TASK OBJECTIVE:
Go through the records underneath and write each one out again exactly.

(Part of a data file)
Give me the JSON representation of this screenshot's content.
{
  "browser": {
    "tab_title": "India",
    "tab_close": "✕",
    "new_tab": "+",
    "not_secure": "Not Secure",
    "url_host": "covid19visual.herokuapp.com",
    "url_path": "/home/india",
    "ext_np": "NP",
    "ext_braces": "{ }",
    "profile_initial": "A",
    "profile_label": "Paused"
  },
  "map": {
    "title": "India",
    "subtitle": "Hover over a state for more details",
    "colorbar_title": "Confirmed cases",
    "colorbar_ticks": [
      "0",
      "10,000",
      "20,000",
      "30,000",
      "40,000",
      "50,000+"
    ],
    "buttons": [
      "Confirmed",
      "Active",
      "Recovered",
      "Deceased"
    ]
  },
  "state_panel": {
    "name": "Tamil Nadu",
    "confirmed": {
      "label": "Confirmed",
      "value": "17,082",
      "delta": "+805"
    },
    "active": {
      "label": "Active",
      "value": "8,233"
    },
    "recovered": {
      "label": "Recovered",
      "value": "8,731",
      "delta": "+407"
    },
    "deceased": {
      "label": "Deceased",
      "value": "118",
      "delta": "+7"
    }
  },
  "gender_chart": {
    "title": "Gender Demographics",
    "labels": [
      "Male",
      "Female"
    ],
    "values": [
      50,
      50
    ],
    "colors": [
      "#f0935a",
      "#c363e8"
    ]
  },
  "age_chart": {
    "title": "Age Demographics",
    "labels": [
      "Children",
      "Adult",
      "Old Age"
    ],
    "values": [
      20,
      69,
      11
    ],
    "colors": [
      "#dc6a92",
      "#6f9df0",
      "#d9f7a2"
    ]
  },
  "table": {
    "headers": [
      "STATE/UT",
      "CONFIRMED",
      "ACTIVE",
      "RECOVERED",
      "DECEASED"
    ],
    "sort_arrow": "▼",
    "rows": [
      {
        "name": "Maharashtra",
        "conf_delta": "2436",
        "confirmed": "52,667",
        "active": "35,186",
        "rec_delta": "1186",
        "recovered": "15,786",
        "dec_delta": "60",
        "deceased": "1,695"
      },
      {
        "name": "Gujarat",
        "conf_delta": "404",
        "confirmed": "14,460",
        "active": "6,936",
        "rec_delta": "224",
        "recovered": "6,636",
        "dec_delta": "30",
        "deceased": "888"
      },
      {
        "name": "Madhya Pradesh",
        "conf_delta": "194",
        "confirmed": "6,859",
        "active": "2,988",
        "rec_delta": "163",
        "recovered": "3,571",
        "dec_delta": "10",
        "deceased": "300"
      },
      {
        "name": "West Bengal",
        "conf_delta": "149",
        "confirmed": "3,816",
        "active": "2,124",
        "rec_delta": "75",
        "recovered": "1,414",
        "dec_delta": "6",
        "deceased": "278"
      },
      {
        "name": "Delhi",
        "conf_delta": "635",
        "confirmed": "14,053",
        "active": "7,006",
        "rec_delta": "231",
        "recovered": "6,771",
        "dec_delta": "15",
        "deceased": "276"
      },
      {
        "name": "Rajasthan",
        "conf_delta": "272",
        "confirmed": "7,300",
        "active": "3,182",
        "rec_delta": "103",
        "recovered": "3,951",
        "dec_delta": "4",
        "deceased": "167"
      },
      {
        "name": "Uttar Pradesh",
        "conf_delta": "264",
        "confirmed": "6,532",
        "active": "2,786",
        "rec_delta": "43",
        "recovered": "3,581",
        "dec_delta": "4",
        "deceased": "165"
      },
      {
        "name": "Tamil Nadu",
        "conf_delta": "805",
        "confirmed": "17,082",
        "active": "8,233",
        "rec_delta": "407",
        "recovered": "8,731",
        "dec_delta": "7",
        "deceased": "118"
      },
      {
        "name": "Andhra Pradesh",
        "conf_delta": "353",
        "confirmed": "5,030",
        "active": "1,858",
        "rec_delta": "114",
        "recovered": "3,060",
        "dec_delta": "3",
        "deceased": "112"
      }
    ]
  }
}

FINAL ANSWER:
Give me the JSON representation of this screenshot's content.
{
  "browser": {
    "tab_title": "India",
    "tab_close": "✕",
    "new_tab": "+",
    "not_secure": "Not Secure",
    "url_host": "covid19visual.herokuapp.com",
    "url_path": "/home/india",
    "ext_np": "NP",
    "ext_braces": "{ }",
    "profile_initial": "A",
    "profile_label": "Paused"
  },
  "map": {
    "title": "India",
    "subtitle": "Hover over a state for more details",
    "colorbar_title": "Confirmed cases",
    "colorbar_ticks": [
      "0",
      "10,000",
      "20,000",
      "30,000",
      "40,000",
      "50,000+"
    ],
    "buttons": [
      "Confirmed",
      "Active",
      "Recovered",
      "Deceased"
    ]
  },
  "state_panel": {
    "name": "Tamil Nadu",
    "confirmed": {
      "label": "Confirmed",
      "value": "17,082",
      "delta": "+805"
    },
    "active": {
      "label": "Active",
      "value": "8,233"
    },
    "recovered": {
      "label": "Recovered",
      "value": "8,731",
      "delta": "+407"
    },
    "deceased": {
      "label": "Deceased",
      "value": "118",
      "delta": "+7"
    }
  },
  "gender_chart": {
    "title": "Gender Demographics",
    "labels": [
      "Male",
      "Female"
    ],
    "values": [
      50,
      50
    ],
    "colors": [
      "#f0935a",
      "#c363e8"
    ]
  },
  "age_chart": {
    "title": "Age Demographics",
    "labels": [
      "Children",
      "Adult",
      "Old Age"
    ],
    "values": [
      20,
      69,
      11
    ],
    "colors": [
      "#dc6a92",
      "#6f9df0",
      "#d9f7a2"
    ]
  },
  "table": {
    "headers": [
      "STATE/UT",
      "CONFIRMED",
      "ACTIVE",
      "RECOVERED",
      "DECEASED"
    ],
    "sort_arrow": "▼",
    "rows": [
      {
        "name": "Maharashtra",
        "conf_delta": "2436",
        "confirmed": "52,667",
        "active": "35,186",
        "rec_delta": "1186",
        "recovered": "15,786",
        "dec_delta": "60",
        "deceased": "1,695"
      },
      {
        "name": "Gujarat",
        "conf_delta": "404",
        "confirmed": "14,460",
        "active": "6,936",
        "rec_delta": "224",
        "recovered": "6,636",
        "dec_delta": "30",
        "deceased": "888"
      },
      {
        "name": "Madhya Pradesh",
        "conf_delta": "194",
        "confirmed": "6,859",
        "active": "2,988",
        "rec_delta": "163",
        "recovered": "3,571",
        "dec_delta": "10",
        "deceased": "300"
      },
      {
        "name": "West Bengal",
        "conf_delta": "149",
        "confirmed": "3,816",
        "active": "2,124",
        "rec_delta": "75",
        "recovered": "1,414",
        "dec_delta": "6",
        "deceased": "278"
      },
      {
        "name": "Delhi",
        "conf_delta": "635",
        "confirmed": "14,053",
        "active": "7,006",
        "rec_delta": "231",
        "recovered": "6,771",
        "dec_delta": "15",
        "deceased": "276"
      },
      {
        "name": "Rajasthan",
        "conf_delta": "272",
        "confirmed": "7,300",
        "active": "3,182",
        "rec_delta": "103",
        "recovered": "3,951",
        "dec_delta": "4",
        "deceased": "167"
      },
      {
        "name": "Uttar Pradesh",
        "conf_delta": "264",
        "confirmed": "6,532",
        "active": "2,786",
        "rec_delta": "43",
        "recovered": "3,581",
        "dec_delta": "4",
        "deceased": "165"
      },
      {
        "name": "Tamil Nadu",
        "conf_delta": "805",
        "confirmed": "17,082",
        "active": "8,233",
        "rec_delta": "407",
        "recovered": "8,731",
        "dec_delta": "7",
        "deceased": "118"
      },
      {
        "name": "Andhra Pradesh",
        "conf_delta": "353",
        "confirmed": "5,030",
        "active": "1,858",
        "rec_delta": "114",
        "recovered": "3,060",
        "dec_delta": "3",
        "deceased": "112"
      }
    ]
  }
}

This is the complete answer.